Stored records:
────
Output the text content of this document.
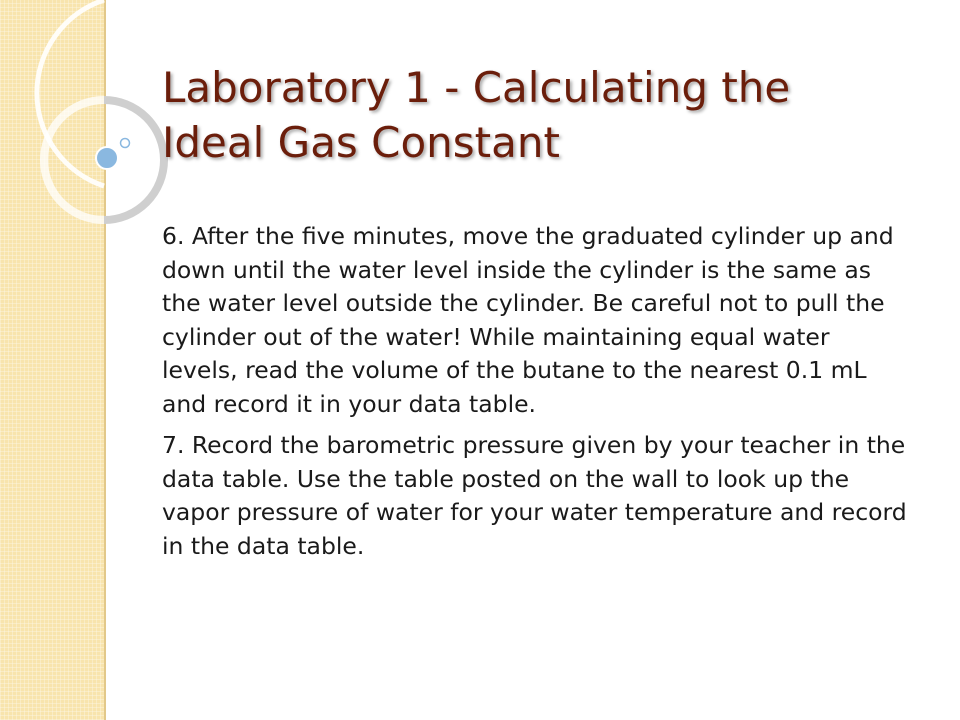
Laboratory 1 - Calculating the
Ideal Gas Constant

6. After the five minutes, move the graduated cylinder up and down until the water level inside the cylinder is the same as the water level outside the cylinder. Be careful not to pull the cylinder out of the water! While maintaining equal water levels, read the volume of the butane to the nearest 0.1 mL and record it in your data table.

7. Record the barometric pressure given by your teacher in the data table. Use the table posted on the wall to look up the vapor pressure of water for your water temperature and record in the data table.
────
[TASK STATEMENT]
Every entry must be transcribed exactly. Pictures do not belong in the copy.

[WORKED SOLUTION]
Output the text content of this document.
Laboratory 1 - Calculating the
Ideal Gas Constant

6. After the five minutes, move the graduated cylinder up and down until the water level inside the cylinder is the same as the water level outside the cylinder. Be careful not to pull the cylinder out of the water! While maintaining equal water levels, read the volume of the butane to the nearest 0.1 mL and record it in your data table.

7. Record the barometric pressure given by your teacher in the data table. Use the table posted on the wall to look up the vapor pressure of water for your water temperature and record in the data table.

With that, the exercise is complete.